- **TASK OBJECTIVE**: Check each line of the records below for the word "schooling" and copy those where it appears.

(Dataset excerpt)
########

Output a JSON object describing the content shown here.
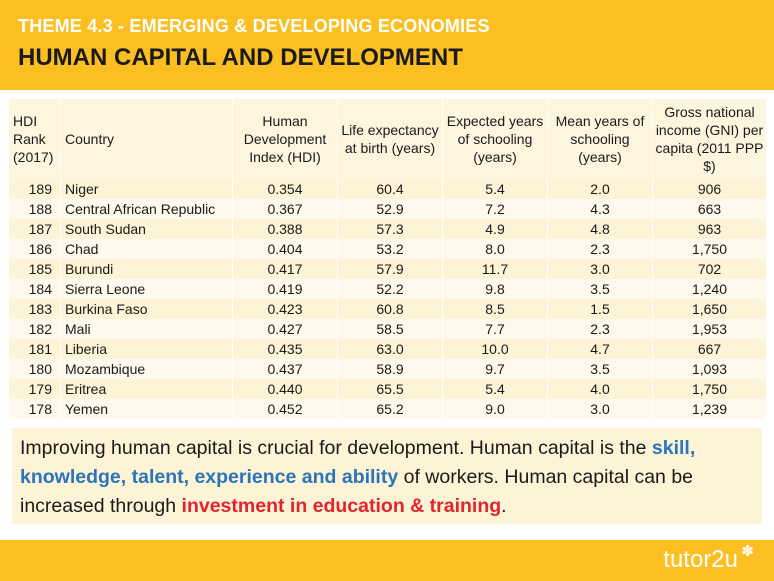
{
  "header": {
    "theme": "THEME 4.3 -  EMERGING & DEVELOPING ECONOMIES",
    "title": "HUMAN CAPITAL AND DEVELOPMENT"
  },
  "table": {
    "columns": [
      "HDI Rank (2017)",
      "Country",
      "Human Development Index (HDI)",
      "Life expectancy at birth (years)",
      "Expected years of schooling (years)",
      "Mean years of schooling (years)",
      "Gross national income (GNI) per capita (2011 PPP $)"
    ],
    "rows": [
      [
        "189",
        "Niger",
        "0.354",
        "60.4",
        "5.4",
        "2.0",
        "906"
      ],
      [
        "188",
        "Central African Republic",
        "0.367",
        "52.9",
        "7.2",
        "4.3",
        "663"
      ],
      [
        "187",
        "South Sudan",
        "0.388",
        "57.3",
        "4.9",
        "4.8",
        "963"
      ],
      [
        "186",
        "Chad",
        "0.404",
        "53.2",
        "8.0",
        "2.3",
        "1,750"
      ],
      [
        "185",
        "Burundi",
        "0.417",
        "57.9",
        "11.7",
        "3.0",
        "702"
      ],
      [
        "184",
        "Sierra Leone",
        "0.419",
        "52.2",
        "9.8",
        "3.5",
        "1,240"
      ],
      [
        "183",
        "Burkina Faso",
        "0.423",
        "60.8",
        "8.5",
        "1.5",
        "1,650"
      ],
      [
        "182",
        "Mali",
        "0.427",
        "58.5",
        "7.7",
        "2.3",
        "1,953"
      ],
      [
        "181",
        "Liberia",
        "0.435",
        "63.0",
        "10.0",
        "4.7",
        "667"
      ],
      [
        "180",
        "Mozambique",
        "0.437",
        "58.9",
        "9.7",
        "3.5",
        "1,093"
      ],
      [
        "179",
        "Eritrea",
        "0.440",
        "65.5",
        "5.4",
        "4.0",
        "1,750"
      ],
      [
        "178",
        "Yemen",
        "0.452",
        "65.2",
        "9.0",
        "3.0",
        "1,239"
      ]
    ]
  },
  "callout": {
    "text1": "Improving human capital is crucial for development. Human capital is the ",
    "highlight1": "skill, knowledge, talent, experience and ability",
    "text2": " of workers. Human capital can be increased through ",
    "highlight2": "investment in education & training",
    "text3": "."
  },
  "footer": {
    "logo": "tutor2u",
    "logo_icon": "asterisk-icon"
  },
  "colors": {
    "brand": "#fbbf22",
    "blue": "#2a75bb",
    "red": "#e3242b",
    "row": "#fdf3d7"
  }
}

########

- **TASK RESULT**:
      "Expected years of schooling (years)",
      "Mean years of schooling (years)",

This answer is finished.